--- Entries provided ---

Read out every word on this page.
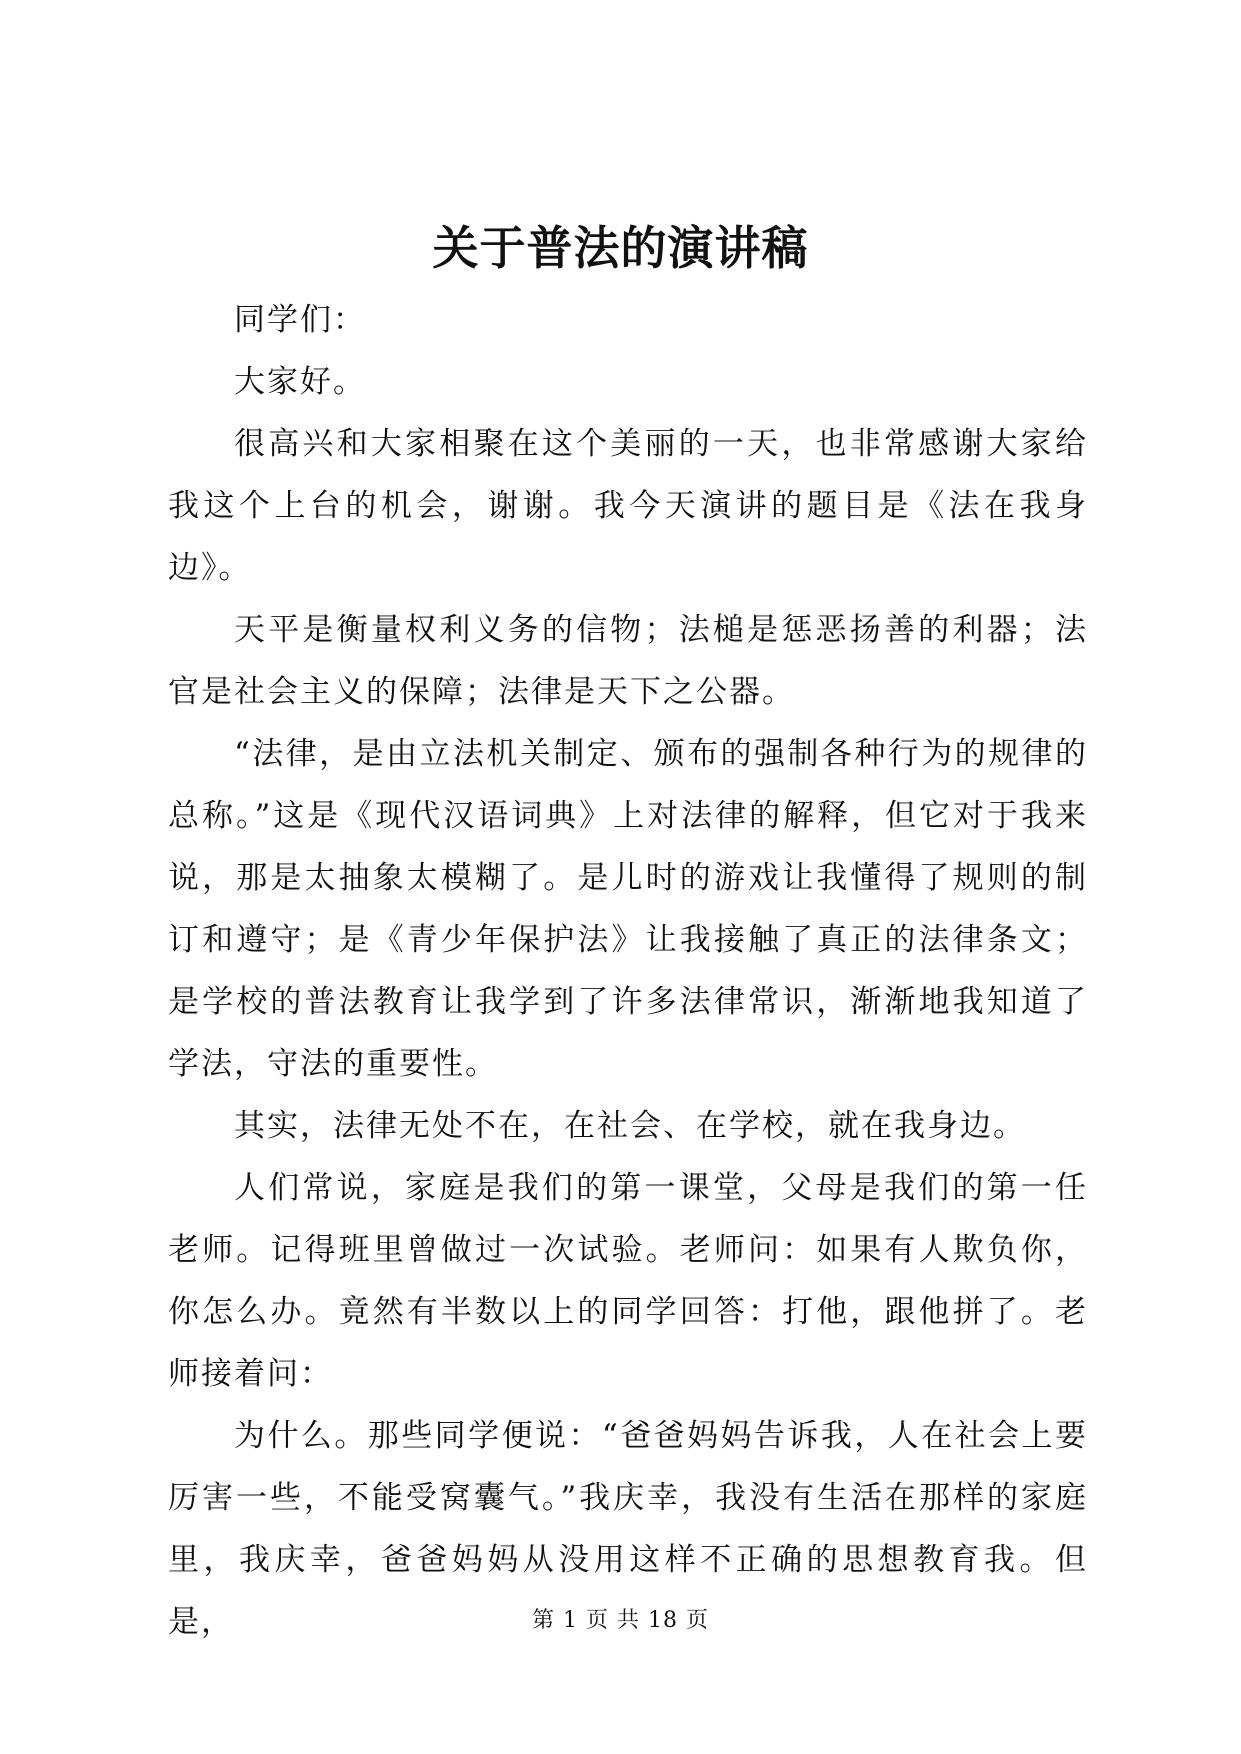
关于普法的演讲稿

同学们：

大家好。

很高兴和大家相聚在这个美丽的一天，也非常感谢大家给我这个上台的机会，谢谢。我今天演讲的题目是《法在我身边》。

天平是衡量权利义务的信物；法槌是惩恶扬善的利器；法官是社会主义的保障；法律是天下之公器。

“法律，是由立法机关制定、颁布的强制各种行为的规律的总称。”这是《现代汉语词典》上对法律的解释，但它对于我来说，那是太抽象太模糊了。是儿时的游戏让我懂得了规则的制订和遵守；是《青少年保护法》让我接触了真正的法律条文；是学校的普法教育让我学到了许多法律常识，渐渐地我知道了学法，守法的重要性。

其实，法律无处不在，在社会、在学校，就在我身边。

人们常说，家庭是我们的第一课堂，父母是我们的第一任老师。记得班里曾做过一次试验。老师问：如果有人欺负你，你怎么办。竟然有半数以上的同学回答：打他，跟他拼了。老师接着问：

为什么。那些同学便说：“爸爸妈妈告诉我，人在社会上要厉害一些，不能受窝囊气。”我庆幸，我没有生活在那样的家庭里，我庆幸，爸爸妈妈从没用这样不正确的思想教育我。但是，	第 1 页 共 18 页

---
--- Entries provided ---

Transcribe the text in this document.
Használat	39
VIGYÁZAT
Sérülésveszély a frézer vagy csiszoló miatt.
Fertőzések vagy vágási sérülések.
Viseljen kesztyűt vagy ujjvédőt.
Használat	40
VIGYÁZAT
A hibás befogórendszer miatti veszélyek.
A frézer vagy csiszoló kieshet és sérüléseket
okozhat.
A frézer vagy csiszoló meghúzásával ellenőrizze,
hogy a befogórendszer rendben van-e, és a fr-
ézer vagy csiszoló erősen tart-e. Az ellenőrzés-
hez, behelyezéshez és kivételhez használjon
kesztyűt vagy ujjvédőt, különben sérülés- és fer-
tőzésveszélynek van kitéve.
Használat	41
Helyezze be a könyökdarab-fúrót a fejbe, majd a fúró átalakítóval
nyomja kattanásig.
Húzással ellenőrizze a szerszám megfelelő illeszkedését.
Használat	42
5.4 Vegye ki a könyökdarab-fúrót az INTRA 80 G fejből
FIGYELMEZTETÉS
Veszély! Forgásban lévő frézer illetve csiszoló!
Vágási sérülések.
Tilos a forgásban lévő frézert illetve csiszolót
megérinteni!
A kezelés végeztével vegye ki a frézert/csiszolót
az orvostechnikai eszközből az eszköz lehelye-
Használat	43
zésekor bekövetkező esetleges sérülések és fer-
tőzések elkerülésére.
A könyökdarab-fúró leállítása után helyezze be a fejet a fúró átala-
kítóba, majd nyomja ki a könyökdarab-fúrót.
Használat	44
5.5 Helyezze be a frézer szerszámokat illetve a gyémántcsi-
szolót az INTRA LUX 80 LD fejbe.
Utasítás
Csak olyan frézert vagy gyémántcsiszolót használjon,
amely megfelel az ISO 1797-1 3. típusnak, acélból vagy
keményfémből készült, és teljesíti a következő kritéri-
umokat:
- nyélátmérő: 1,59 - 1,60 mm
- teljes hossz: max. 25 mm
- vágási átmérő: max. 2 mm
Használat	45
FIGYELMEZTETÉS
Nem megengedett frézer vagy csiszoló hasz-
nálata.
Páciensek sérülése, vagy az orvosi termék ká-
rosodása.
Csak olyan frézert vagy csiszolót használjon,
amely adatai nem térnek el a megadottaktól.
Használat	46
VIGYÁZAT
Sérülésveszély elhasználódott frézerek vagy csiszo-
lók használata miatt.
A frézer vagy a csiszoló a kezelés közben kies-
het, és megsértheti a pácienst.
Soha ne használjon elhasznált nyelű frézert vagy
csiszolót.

---
--- Entries provided ---

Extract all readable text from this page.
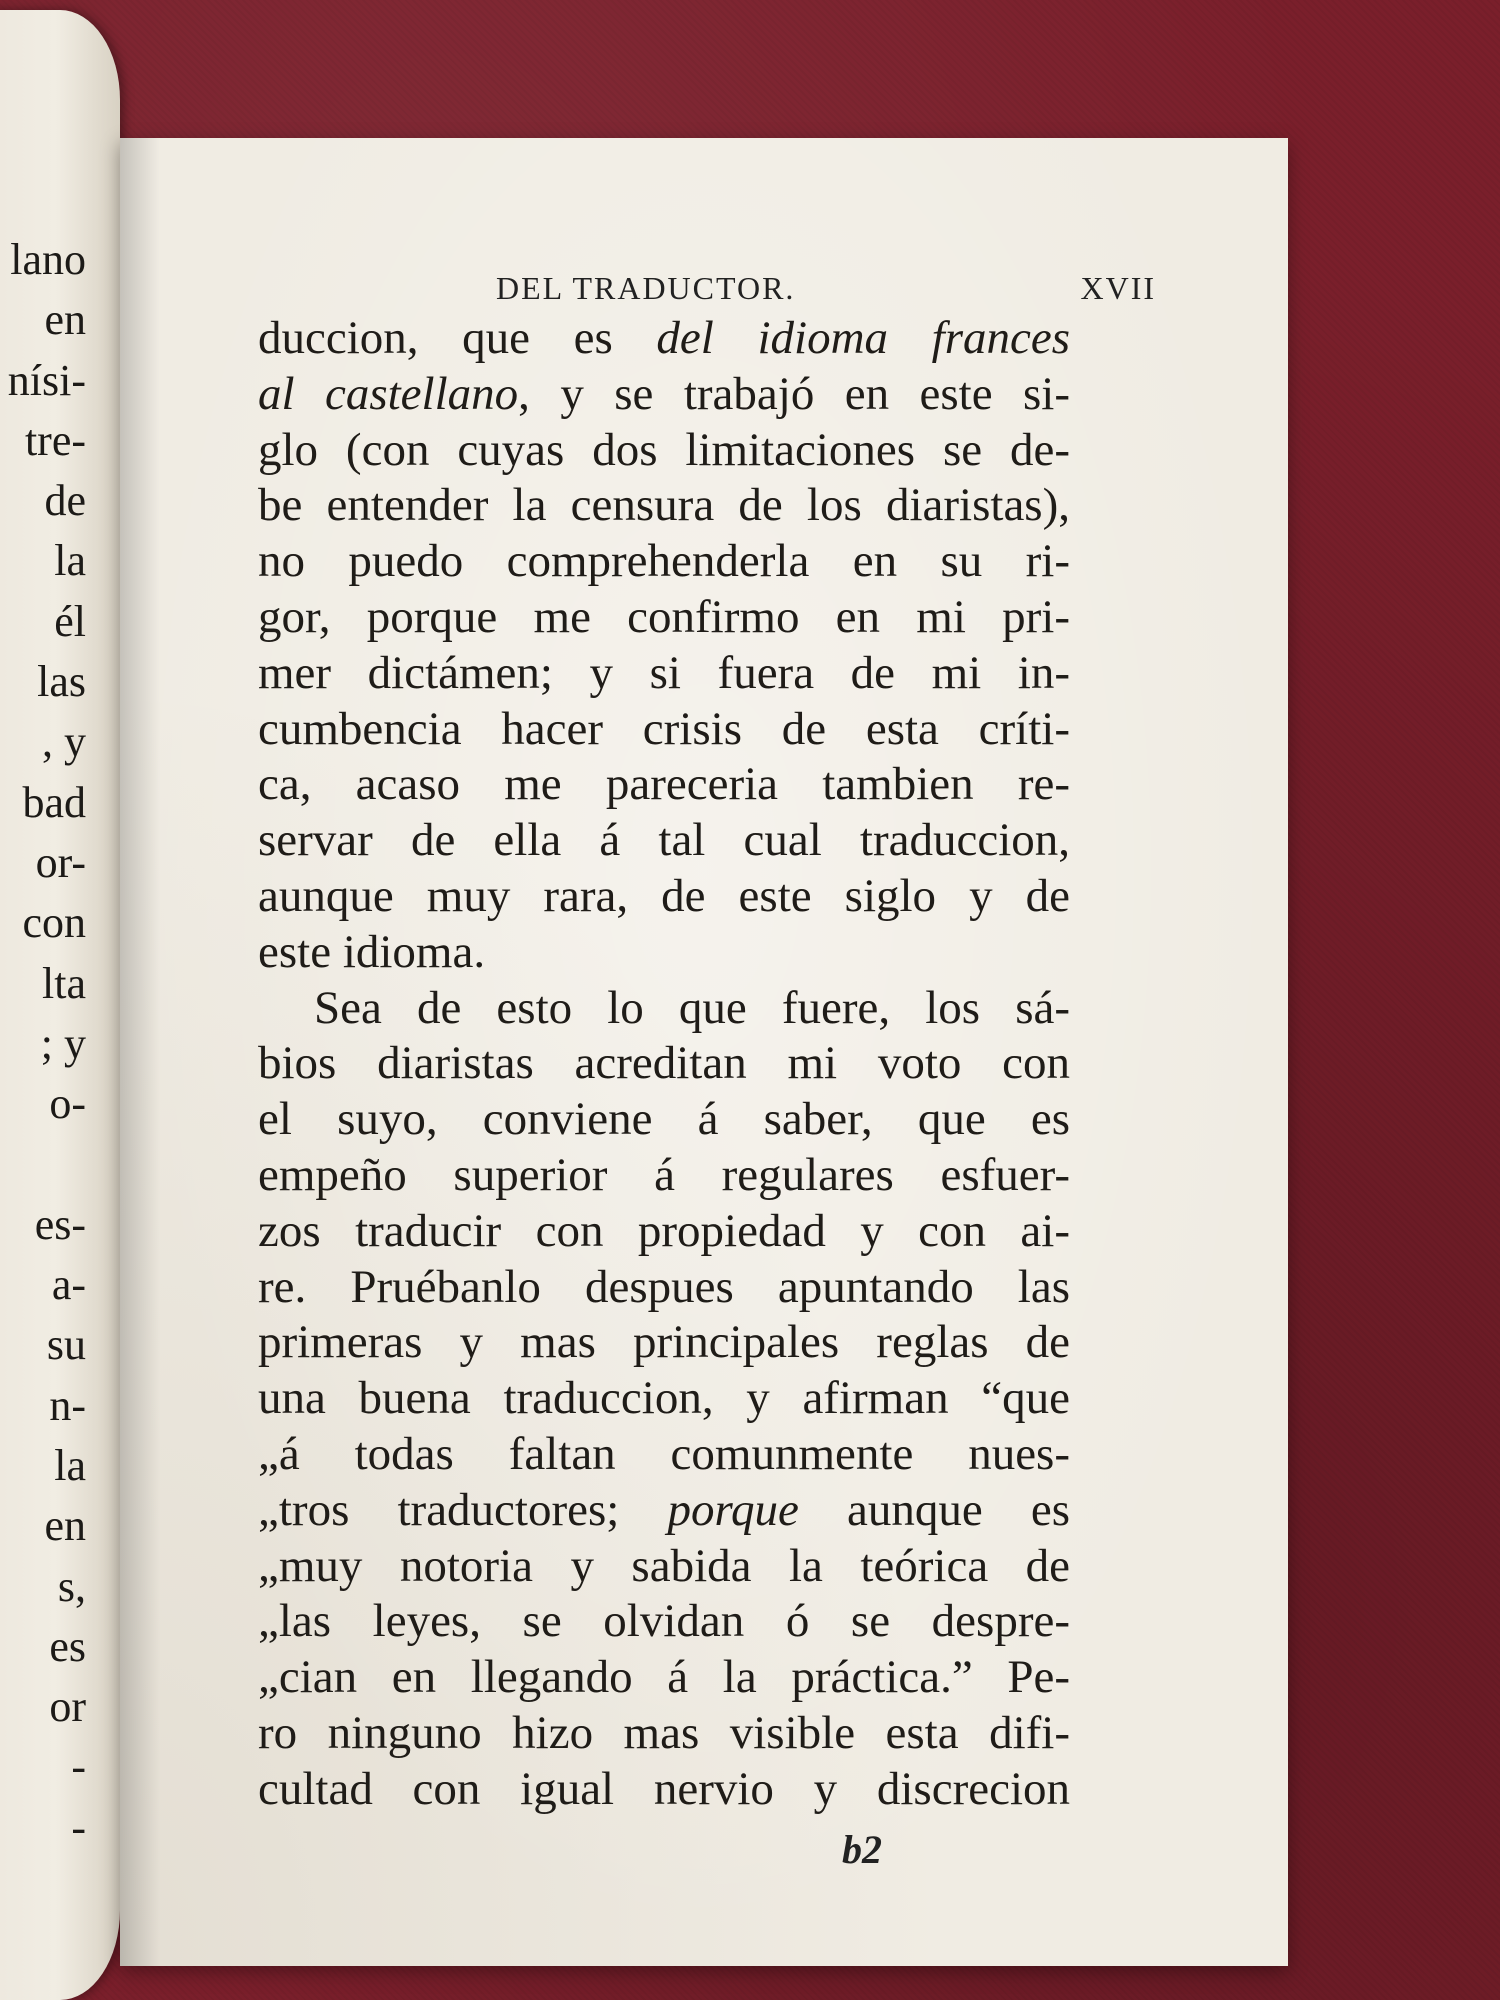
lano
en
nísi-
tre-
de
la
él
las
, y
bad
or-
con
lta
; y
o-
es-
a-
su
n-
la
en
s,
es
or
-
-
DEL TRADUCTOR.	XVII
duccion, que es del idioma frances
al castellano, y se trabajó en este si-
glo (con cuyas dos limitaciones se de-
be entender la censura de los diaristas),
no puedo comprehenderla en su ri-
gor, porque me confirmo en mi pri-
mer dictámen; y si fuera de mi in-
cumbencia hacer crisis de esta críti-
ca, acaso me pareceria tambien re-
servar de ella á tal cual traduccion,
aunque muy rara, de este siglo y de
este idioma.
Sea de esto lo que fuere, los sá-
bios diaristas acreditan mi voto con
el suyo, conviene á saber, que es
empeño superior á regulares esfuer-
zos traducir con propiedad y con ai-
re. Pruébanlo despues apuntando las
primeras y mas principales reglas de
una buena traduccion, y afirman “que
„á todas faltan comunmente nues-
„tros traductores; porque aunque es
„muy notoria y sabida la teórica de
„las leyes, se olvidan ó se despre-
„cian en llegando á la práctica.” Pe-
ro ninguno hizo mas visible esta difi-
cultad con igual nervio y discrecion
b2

---

■ **Given instruction**
State the number of lines in these entries that include the string "olyan". Provide nothing beyond that number.

■ **Right answer**
2